— WHAT IS NEEDED —
Below are some records. Pull every line that contains the word "laveries".

— EXTRACTED MATERIAL —
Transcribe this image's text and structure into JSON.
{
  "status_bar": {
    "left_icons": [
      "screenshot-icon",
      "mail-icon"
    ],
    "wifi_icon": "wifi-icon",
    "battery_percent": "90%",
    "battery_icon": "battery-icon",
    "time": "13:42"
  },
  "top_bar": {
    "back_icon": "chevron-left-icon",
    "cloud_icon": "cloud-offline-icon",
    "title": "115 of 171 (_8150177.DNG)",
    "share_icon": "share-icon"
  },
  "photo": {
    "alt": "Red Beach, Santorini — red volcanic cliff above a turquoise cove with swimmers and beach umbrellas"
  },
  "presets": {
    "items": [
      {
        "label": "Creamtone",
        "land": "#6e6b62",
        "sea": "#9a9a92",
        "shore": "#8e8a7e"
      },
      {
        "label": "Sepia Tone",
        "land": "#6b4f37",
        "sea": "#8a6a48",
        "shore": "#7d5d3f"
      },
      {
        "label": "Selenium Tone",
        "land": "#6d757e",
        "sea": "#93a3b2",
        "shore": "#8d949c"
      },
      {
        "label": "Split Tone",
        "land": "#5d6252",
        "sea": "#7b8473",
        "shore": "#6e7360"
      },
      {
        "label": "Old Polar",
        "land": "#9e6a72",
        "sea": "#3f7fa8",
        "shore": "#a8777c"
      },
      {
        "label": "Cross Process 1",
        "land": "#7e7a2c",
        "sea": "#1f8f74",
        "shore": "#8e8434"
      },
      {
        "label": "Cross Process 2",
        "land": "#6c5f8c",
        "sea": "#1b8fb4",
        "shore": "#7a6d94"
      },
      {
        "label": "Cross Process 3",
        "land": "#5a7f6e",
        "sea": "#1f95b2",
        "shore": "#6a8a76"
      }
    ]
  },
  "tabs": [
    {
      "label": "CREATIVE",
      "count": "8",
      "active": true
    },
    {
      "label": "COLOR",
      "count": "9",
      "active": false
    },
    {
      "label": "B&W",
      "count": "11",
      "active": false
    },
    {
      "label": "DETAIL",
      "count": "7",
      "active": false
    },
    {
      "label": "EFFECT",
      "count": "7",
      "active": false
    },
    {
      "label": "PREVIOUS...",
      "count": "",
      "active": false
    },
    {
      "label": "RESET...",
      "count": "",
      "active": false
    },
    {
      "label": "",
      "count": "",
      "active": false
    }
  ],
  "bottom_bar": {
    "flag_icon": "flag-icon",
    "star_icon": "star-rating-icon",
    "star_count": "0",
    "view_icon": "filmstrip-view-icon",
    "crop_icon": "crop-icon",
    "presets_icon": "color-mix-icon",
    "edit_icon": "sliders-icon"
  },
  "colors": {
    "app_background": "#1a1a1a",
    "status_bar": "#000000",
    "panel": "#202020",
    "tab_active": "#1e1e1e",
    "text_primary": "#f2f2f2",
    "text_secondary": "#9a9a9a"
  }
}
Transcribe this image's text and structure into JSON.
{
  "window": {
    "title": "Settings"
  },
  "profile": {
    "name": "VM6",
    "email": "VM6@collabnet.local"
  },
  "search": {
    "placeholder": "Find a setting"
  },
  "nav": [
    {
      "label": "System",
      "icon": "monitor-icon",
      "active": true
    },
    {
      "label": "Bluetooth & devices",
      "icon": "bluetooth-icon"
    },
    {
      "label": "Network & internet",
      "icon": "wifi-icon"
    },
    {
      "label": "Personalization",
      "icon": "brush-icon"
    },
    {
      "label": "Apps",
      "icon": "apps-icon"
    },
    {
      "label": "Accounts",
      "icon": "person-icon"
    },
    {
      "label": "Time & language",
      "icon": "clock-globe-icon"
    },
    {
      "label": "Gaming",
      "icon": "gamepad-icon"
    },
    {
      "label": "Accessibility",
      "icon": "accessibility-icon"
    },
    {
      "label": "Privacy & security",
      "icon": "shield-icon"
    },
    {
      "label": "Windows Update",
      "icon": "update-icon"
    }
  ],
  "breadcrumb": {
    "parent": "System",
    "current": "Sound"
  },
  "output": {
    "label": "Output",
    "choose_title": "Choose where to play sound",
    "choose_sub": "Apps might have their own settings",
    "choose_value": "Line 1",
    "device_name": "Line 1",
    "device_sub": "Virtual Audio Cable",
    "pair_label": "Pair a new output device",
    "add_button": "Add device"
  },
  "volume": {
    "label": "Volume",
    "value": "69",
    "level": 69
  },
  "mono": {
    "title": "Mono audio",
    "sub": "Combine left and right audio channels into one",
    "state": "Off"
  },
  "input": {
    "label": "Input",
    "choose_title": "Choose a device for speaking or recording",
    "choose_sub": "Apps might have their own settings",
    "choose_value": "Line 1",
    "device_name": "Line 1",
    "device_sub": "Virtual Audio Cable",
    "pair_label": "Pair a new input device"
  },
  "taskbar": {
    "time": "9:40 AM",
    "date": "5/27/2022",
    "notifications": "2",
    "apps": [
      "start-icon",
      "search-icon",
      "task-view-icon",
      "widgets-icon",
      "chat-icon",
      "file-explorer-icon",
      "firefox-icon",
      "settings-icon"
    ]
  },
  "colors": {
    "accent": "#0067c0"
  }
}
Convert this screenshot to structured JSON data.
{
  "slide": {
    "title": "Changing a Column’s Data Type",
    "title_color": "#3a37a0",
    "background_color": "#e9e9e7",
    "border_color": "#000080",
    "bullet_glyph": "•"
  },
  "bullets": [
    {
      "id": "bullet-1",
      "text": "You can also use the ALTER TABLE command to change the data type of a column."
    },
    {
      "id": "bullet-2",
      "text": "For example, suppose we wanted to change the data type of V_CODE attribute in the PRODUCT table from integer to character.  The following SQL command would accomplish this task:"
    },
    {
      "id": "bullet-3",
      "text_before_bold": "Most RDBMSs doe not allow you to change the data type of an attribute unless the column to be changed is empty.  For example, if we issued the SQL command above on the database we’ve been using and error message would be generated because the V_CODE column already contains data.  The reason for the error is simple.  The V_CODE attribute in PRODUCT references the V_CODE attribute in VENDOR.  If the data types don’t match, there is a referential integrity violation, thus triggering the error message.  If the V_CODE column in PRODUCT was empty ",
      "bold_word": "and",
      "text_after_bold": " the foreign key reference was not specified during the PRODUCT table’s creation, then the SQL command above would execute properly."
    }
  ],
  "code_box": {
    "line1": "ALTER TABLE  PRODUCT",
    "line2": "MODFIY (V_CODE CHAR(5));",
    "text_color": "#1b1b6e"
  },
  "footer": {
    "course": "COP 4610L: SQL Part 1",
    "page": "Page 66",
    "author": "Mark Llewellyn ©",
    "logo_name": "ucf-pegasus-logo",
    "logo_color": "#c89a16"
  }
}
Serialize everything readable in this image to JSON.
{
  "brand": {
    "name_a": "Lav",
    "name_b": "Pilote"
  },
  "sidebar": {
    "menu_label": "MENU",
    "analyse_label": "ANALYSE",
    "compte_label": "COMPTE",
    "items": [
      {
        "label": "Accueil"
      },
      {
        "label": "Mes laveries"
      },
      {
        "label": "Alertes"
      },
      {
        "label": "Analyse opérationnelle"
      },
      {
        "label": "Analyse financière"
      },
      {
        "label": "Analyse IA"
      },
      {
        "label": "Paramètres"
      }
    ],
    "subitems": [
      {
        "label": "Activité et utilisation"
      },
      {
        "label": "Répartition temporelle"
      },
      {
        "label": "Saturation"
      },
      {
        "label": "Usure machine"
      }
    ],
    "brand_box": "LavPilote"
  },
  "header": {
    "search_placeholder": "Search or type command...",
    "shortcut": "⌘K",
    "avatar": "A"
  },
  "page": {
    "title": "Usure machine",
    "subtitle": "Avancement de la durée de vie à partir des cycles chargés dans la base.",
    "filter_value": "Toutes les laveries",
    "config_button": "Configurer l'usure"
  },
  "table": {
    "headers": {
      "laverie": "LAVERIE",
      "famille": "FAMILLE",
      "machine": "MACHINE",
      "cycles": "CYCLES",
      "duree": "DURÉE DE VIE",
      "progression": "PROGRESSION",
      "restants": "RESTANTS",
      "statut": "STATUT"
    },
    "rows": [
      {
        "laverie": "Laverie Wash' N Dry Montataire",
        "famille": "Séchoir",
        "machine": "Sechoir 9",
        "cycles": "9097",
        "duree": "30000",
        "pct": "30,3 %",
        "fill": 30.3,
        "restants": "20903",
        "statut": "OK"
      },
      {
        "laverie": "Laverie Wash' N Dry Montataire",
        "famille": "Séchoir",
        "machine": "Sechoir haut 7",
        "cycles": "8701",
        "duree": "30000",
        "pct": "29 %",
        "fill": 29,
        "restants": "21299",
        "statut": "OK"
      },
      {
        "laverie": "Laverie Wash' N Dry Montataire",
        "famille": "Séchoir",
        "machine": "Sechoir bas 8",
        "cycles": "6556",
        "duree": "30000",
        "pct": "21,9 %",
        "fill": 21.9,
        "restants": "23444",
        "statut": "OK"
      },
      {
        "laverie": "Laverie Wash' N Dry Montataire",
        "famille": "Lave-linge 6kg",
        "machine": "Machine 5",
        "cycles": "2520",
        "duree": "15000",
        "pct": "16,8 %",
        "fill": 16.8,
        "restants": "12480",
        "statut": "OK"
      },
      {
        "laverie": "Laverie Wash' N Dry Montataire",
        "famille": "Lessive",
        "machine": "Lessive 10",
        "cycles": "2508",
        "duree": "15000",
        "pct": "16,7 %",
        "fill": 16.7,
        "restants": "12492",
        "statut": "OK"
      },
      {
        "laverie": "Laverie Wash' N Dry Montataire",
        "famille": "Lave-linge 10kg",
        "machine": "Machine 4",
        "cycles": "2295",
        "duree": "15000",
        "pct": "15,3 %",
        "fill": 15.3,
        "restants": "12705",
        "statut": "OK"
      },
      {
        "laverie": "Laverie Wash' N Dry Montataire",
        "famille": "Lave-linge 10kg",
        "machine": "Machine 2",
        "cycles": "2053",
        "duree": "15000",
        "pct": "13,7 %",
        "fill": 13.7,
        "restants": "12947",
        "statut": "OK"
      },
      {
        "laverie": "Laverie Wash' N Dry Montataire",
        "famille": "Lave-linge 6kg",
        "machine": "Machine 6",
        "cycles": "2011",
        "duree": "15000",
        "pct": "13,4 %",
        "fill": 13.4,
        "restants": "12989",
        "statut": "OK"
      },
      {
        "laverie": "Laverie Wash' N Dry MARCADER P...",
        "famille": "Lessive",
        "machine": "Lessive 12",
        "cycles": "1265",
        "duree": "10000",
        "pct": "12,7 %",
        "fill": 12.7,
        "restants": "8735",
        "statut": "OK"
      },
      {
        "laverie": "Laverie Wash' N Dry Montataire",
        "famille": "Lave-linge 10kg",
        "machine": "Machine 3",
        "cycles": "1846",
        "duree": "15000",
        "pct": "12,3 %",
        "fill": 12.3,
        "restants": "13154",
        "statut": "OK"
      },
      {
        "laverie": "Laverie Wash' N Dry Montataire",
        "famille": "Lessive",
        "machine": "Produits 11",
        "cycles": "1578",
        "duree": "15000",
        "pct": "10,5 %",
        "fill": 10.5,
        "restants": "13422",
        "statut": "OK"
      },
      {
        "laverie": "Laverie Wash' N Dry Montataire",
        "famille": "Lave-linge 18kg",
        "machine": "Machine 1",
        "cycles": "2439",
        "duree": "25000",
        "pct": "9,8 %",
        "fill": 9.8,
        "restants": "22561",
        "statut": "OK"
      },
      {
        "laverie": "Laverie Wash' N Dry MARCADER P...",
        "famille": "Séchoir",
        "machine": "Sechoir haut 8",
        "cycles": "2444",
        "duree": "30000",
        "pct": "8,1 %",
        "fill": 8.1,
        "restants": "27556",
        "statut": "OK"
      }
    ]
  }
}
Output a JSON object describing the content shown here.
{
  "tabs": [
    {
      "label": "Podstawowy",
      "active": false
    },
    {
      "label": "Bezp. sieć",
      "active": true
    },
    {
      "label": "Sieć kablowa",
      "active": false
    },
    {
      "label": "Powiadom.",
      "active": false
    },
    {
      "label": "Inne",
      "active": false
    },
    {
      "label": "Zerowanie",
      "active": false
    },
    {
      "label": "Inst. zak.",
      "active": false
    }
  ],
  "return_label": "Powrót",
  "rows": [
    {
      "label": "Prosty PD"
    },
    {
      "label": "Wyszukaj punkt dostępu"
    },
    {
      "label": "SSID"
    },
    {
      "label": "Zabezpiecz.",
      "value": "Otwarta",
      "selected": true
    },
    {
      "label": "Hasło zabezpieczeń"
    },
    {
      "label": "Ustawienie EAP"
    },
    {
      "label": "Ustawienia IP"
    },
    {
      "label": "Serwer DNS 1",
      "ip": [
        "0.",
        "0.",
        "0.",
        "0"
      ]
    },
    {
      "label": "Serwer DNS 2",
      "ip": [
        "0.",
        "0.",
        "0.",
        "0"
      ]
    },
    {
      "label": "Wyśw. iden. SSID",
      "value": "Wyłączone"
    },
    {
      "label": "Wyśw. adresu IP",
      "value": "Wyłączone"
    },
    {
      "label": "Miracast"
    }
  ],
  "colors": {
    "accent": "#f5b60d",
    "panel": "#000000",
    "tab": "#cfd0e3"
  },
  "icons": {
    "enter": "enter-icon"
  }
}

— EXERCISE RESPONSE —
        "label": "Mes laveries"
    "filter_value": "Toutes les laveries",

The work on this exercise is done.